● Stated problem:
Without the pictures, return each record as it appears.

● Listed entries:

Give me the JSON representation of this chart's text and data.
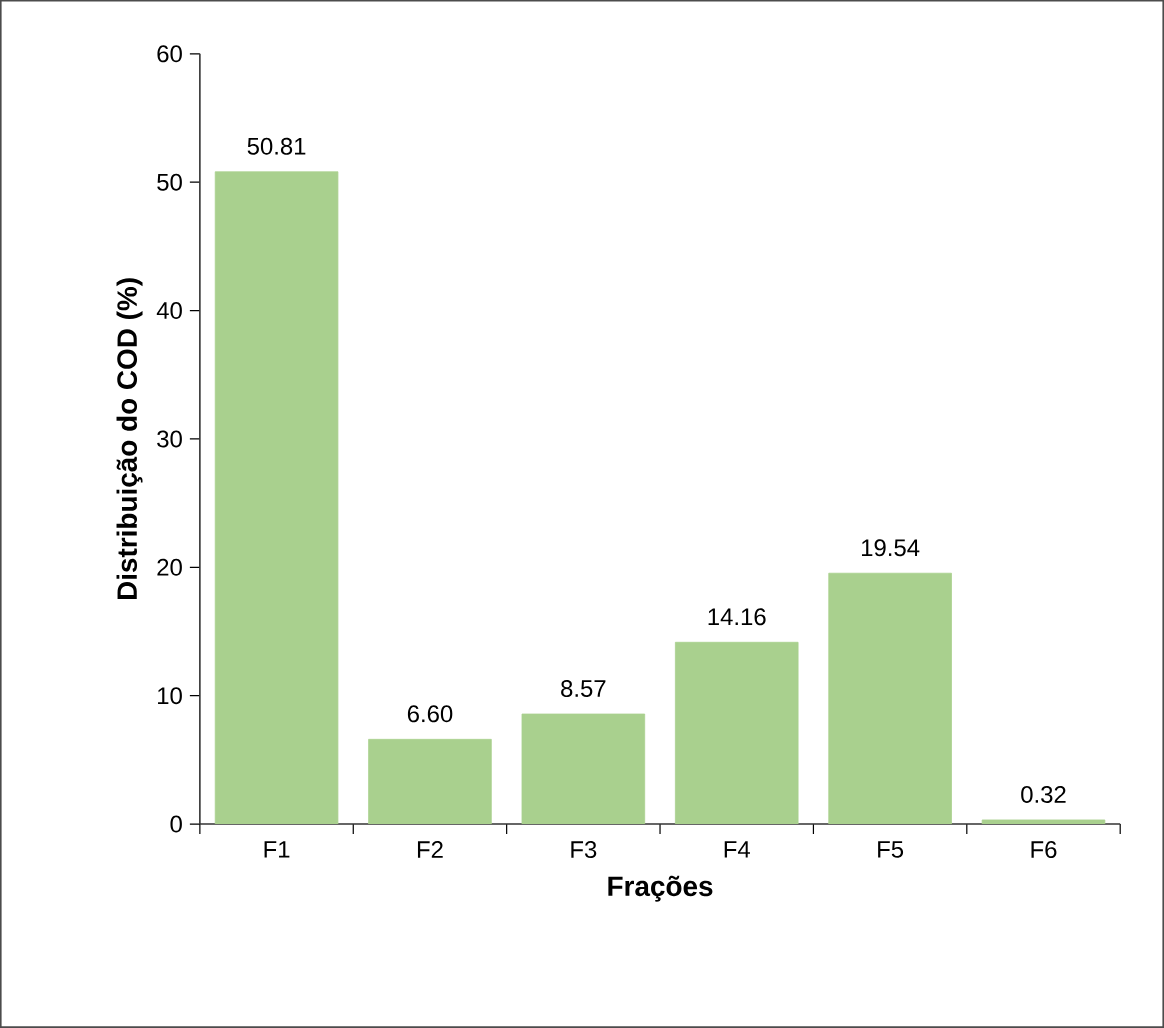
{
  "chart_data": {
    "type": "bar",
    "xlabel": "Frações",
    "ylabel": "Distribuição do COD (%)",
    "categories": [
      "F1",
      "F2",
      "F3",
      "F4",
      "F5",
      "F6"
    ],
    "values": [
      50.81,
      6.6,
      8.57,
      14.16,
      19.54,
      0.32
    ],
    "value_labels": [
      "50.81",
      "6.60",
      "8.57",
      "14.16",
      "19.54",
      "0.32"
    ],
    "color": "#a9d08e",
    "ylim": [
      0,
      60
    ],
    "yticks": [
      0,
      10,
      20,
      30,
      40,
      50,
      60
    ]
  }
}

● Output of the exercise:
Give me the JSON representation of this chart's text and data.
{
  "chart_data": {
    "type": "bar",
    "xlabel": "Frações",
    "ylabel": "Distribuição do COD (%)",
    "categories": [
      "F1",
      "F2",
      "F3",
      "F4",
      "F5",
      "F6"
    ],
    "values": [
      50.81,
      6.6,
      8.57,
      14.16,
      19.54,
      0.32
    ],
    "value_labels": [
      "50.81",
      "6.60",
      "8.57",
      "14.16",
      "19.54",
      "0.32"
    ],
    "color": "#a9d08e",
    "ylim": [
      0,
      60
    ],
    "yticks": [
      0,
      10,
      20,
      30,
      40,
      50,
      60
    ]
  }
}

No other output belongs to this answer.